** Start **

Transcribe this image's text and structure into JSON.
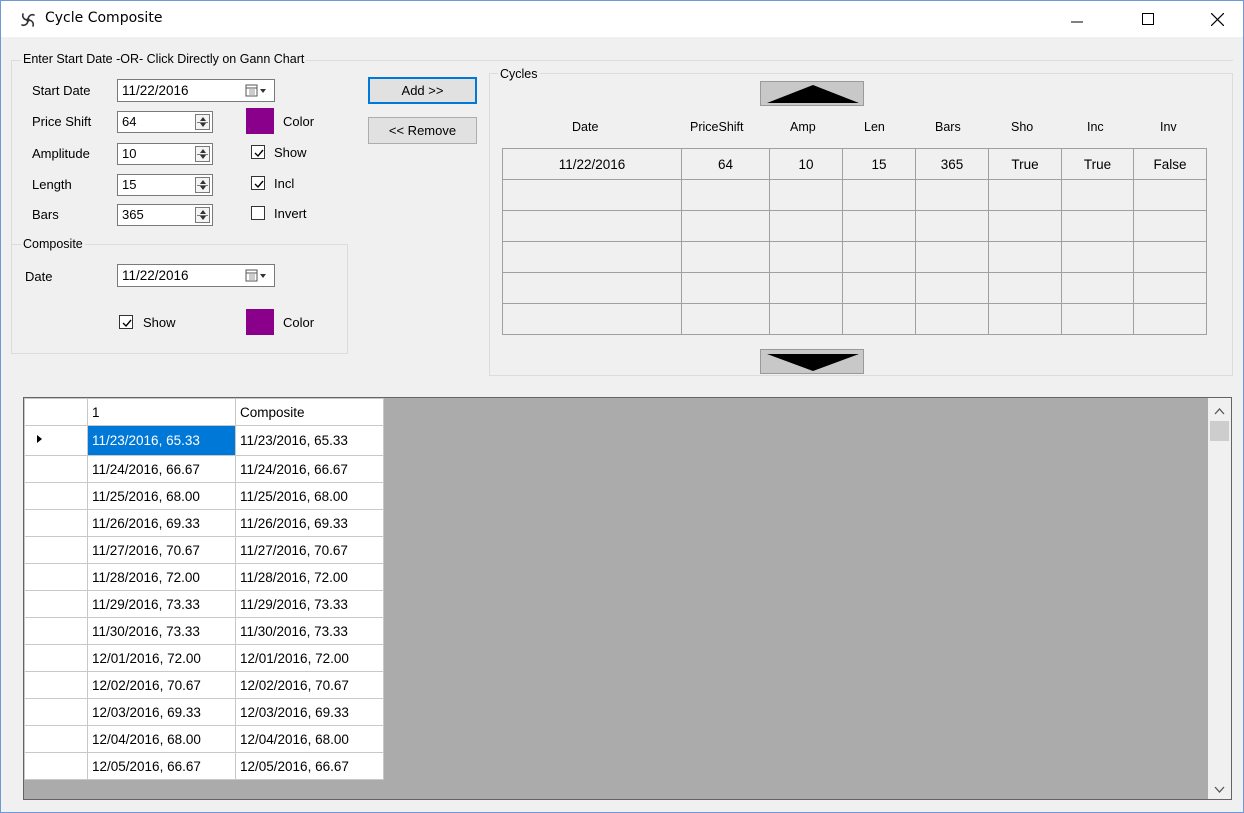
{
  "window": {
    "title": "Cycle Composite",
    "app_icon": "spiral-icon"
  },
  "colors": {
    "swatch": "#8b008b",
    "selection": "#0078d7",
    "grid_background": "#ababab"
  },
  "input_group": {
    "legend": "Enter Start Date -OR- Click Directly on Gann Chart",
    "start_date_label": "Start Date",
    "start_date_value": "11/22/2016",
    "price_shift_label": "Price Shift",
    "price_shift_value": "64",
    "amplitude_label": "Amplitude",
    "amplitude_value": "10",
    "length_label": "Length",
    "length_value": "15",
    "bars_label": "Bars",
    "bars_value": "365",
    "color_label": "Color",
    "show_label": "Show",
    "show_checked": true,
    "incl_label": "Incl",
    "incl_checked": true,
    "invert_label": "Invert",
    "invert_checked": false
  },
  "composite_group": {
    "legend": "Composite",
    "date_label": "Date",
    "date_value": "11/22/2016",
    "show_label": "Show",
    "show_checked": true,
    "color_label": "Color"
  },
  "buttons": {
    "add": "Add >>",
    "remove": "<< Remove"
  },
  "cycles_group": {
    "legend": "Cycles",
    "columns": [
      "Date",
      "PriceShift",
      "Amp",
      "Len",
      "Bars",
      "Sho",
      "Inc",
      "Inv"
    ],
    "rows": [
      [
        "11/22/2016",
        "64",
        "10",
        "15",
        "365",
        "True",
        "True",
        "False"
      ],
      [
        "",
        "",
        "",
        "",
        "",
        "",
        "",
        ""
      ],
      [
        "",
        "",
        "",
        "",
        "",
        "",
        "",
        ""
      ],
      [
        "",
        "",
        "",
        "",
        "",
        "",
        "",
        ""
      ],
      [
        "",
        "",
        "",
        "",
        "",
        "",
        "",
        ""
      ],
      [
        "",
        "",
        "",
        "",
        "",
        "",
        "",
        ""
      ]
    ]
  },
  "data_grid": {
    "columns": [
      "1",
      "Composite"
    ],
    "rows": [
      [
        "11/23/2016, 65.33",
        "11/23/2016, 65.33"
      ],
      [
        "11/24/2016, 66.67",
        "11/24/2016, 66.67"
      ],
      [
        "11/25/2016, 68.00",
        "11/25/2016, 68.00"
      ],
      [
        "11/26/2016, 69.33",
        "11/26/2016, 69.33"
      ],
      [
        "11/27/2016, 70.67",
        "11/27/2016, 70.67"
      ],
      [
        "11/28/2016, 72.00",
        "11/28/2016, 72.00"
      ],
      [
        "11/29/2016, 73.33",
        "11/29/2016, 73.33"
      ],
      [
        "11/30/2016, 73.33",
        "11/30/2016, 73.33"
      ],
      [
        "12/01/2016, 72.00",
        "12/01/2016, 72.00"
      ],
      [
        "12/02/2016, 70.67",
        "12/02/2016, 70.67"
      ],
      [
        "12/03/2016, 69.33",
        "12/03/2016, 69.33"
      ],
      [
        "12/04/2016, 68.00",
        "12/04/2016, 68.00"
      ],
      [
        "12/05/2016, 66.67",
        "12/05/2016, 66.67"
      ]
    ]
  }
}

** End **
** Start **

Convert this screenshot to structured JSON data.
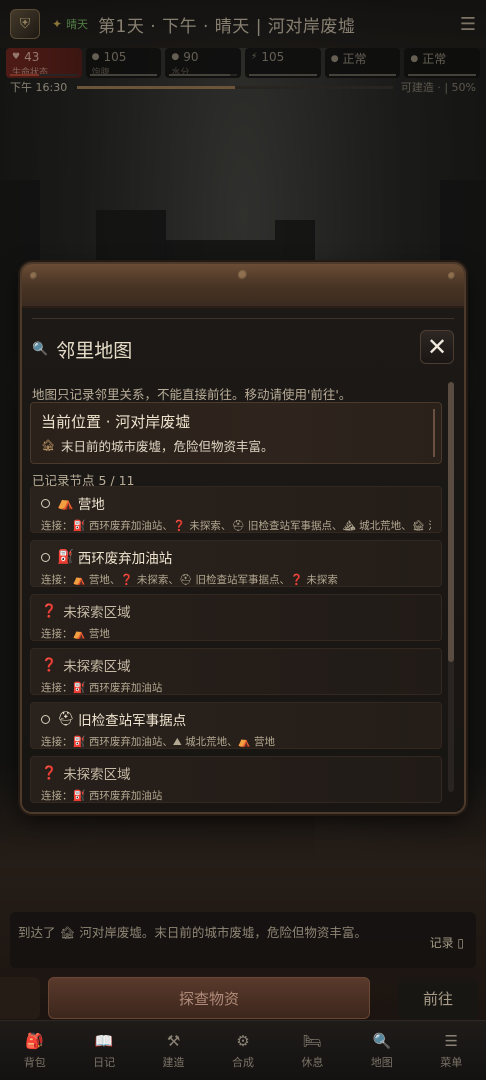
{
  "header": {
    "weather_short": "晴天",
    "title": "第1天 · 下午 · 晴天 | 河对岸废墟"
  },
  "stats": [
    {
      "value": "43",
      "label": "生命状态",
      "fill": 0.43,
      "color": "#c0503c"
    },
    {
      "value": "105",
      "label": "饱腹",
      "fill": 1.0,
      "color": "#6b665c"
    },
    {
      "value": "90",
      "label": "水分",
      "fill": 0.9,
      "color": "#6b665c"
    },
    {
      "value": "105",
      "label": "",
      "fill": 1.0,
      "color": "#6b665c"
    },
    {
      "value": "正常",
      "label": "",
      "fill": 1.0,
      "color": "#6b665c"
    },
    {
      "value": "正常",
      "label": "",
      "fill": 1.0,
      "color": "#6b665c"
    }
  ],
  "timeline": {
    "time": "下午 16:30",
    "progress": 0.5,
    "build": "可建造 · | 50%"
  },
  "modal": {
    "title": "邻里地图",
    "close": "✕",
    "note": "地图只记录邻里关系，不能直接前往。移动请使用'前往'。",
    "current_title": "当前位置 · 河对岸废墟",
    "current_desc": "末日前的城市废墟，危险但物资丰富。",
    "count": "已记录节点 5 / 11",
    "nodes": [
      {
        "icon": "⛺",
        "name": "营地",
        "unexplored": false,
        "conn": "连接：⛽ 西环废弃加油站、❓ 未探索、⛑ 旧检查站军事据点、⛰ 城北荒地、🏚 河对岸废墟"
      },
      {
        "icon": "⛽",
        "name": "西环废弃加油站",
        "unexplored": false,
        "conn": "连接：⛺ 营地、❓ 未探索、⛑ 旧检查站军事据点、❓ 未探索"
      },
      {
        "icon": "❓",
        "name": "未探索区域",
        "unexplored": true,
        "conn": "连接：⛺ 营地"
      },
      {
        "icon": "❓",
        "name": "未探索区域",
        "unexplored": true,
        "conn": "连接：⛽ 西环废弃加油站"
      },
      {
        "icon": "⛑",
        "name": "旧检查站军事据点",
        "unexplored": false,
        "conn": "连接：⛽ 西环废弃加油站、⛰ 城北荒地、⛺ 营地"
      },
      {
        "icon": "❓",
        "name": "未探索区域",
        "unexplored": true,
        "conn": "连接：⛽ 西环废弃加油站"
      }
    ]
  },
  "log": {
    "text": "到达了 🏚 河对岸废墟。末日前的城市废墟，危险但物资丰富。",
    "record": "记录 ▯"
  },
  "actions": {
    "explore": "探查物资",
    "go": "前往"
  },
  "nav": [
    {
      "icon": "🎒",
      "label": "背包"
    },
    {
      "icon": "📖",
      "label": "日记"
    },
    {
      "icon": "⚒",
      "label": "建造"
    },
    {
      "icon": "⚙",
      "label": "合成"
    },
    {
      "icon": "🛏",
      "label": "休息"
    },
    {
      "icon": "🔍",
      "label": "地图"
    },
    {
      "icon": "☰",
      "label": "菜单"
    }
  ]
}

** End **

• **DIRECTION**
Copy the lines from the entries above in which the word "末日前的城市废墟" appears.

• **SOLUTION BELOW**
    "current_desc": "末日前的城市废墟，危险但物资丰富。",
    "text": "到达了 🏚 河对岸废墟。末日前的城市废墟，危险但物资丰富。",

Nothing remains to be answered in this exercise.